== Data excerpts ==
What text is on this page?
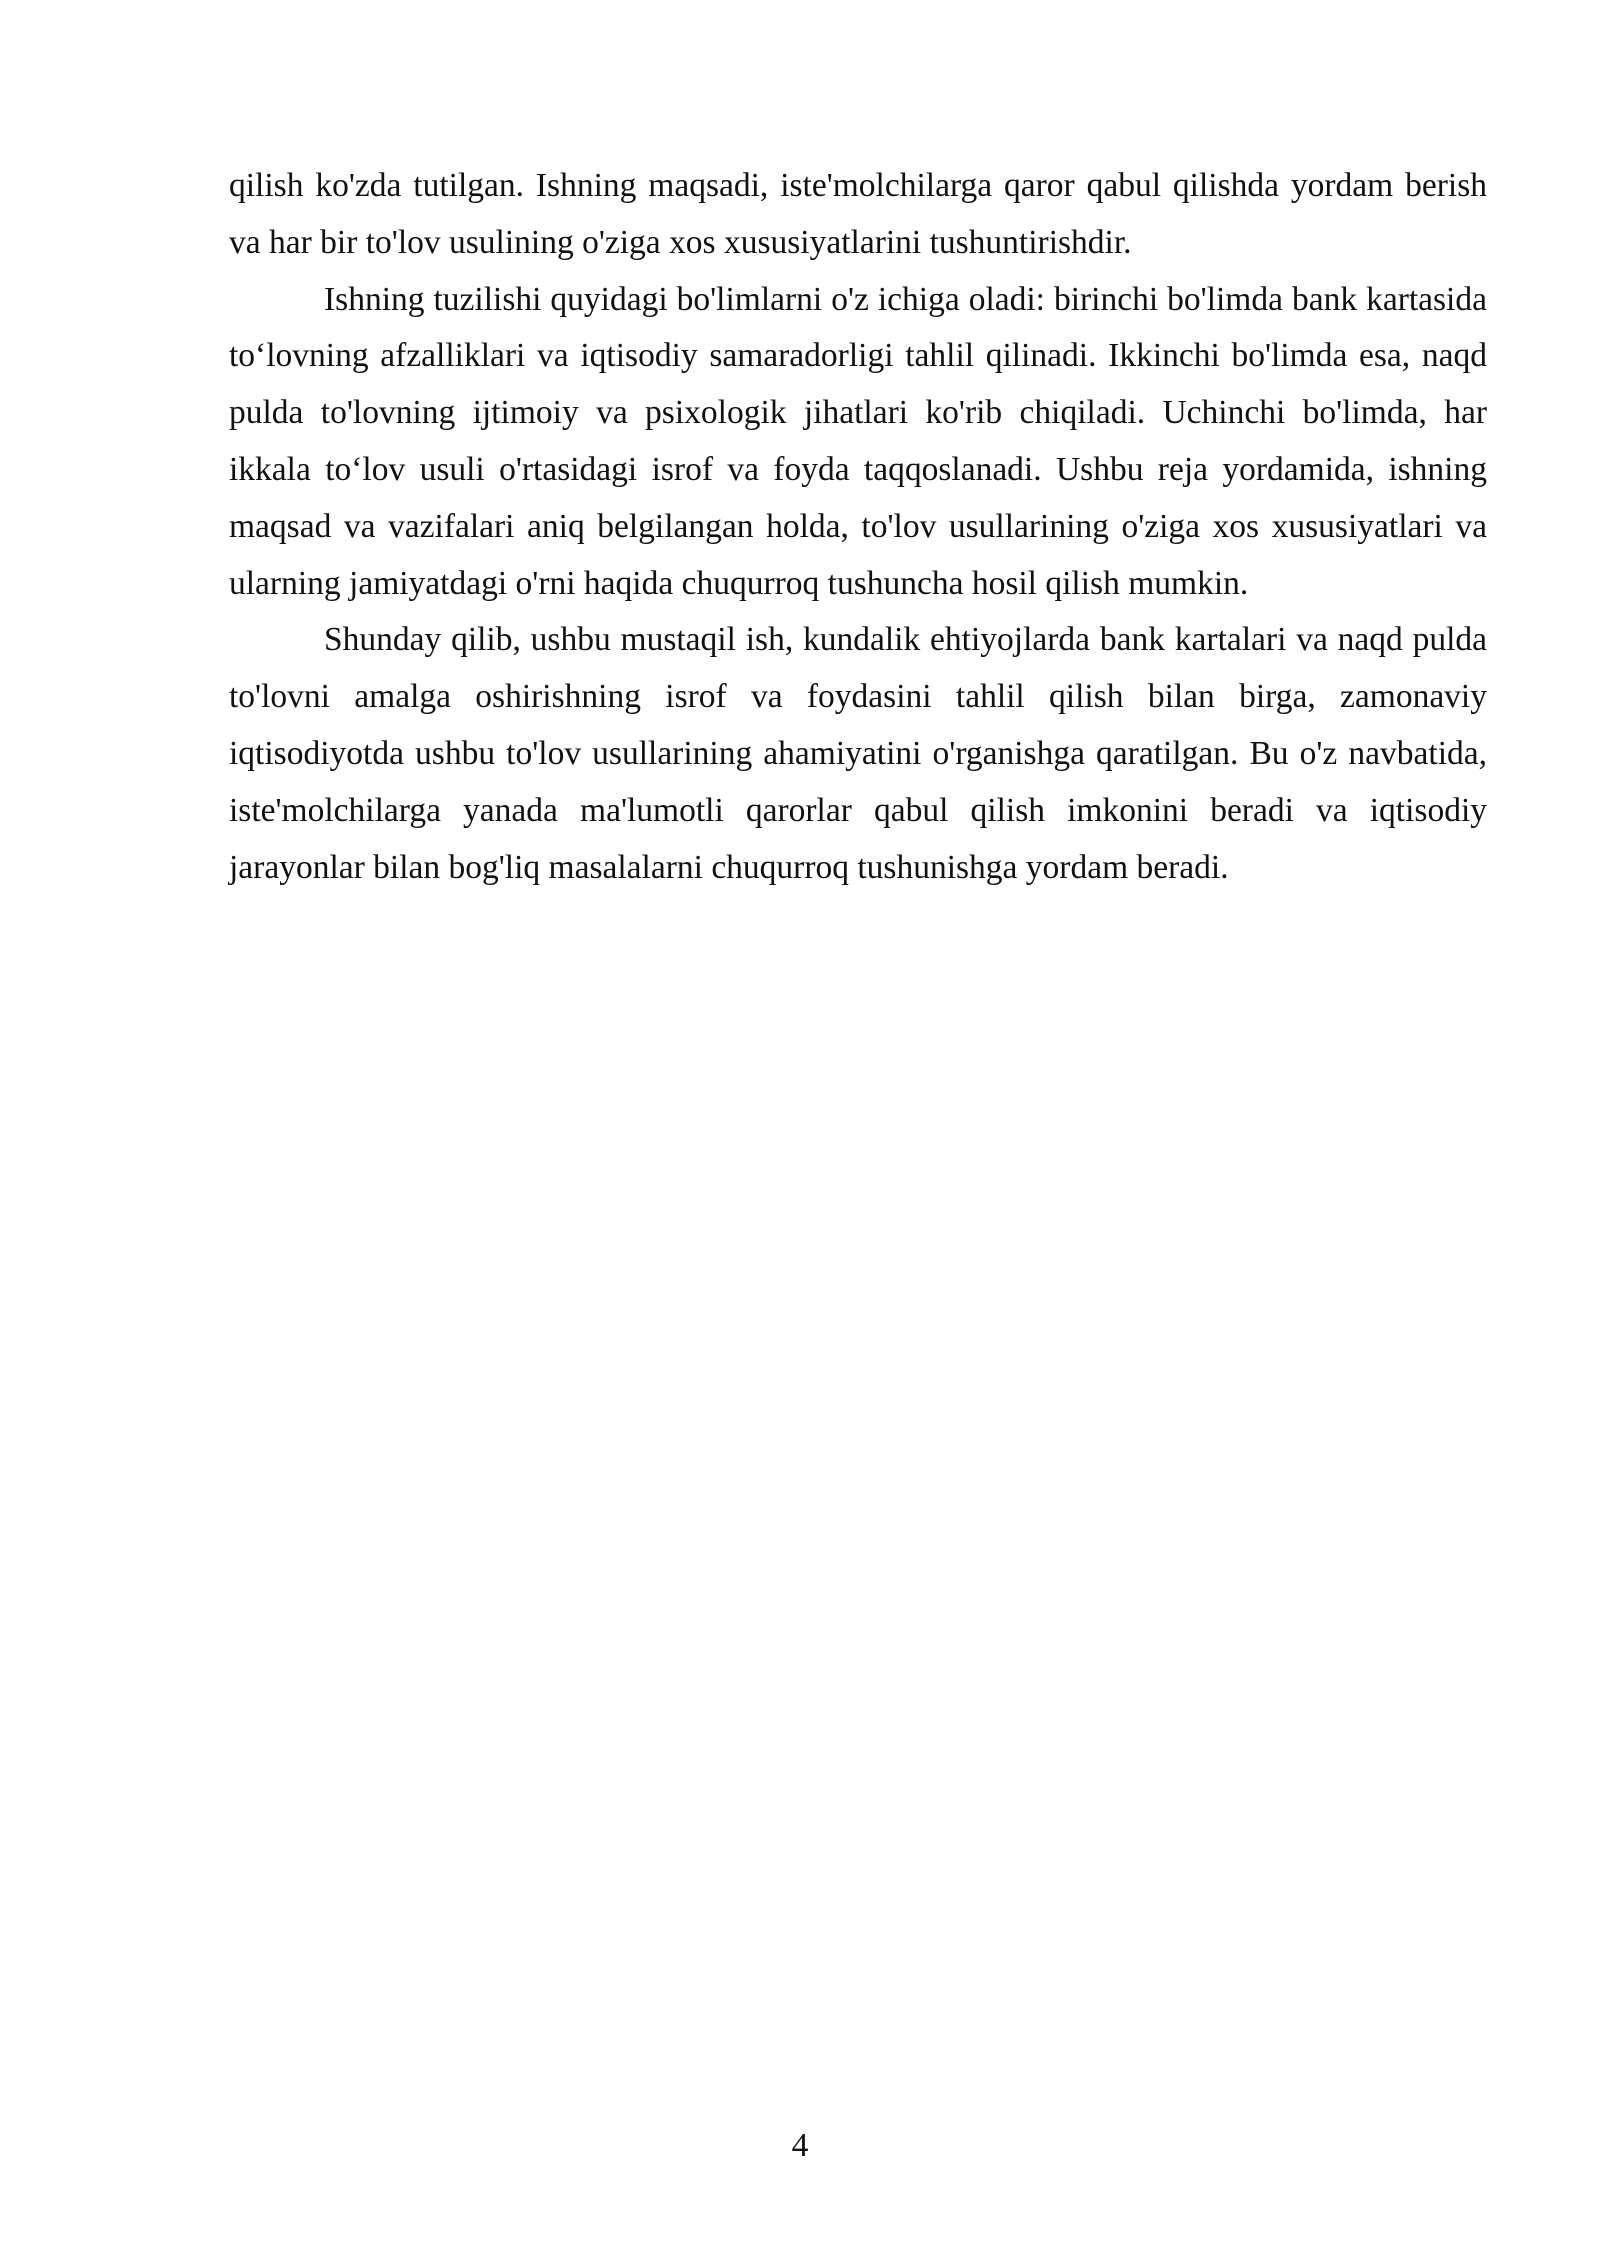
qilish ko'zda tutilgan. Ishning maqsadi, iste'molchilarga qaror qabul qilishda yordam berish va har bir to'lov usulining o'ziga xos xususiyatlarini tushuntirishdir.

Ishning tuzilishi quyidagi bo'limlarni o'z ichiga oladi: birinchi bo'limda bank kartasida to‘lovning afzalliklari va iqtisodiy samaradorligi tahlil qilinadi. Ikkinchi bo'limda esa, naqd pulda to'lovning ijtimoiy va psixologik jihatlari ko'rib chiqiladi. Uchinchi bo'limda, har ikkala to‘lov usuli o'rtasidagi isrof va foyda taqqoslanadi. Ushbu reja yordamida, ishning maqsad va vazifalari aniq belgilangan holda, to'lov usullarining o'ziga xos xususiyatlari va ularning jamiyatdagi o'rni haqida chuqurroq tushuncha hosil qilish mumkin.

Shunday qilib, ushbu mustaqil ish, kundalik ehtiyojlarda bank kartalari va naqd pulda to'lovni amalga oshirishning isrof va foydasini tahlil qilish bilan birga, zamonaviy iqtisodiyotda ushbu to'lov usullarining ahamiyatini o'rganishga qaratilgan. Bu o'z navbatida, iste'molchilarga yanada ma'lumotli qarorlar qabul qilish imkonini beradi va iqtisodiy jarayonlar bilan bog'liq masalalarni chuqurroq tushunishga yordam beradi.

4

== Task to complete ==
Strip out the images, then output the records above word for word.

== Answer to this problem ==
What text is on this page?
qilish ko'zda tutilgan. Ishning maqsadi, iste'molchilarga qaror qabul qilishda yordam berish va har bir to'lov usulining o'ziga xos xususiyatlarini tushuntirishdir.

Ishning tuzilishi quyidagi bo'limlarni o'z ichiga oladi: birinchi bo'limda bank kartasida to‘lovning afzalliklari va iqtisodiy samaradorligi tahlil qilinadi. Ikkinchi bo'limda esa, naqd pulda to'lovning ijtimoiy va psixologik jihatlari ko'rib chiqiladi. Uchinchi bo'limda, har ikkala to‘lov usuli o'rtasidagi isrof va foyda taqqoslanadi. Ushbu reja yordamida, ishning maqsad va vazifalari aniq belgilangan holda, to'lov usullarining o'ziga xos xususiyatlari va ularning jamiyatdagi o'rni haqida chuqurroq tushuncha hosil qilish mumkin.

Shunday qilib, ushbu mustaqil ish, kundalik ehtiyojlarda bank kartalari va naqd pulda to'lovni amalga oshirishning isrof va foydasini tahlil qilish bilan birga, zamonaviy iqtisodiyotda ushbu to'lov usullarining ahamiyatini o'rganishga qaratilgan. Bu o'z navbatida, iste'molchilarga yanada ma'lumotli qarorlar qabul qilish imkonini beradi va iqtisodiy jarayonlar bilan bog'liq masalalarni chuqurroq tushunishga yordam beradi.

4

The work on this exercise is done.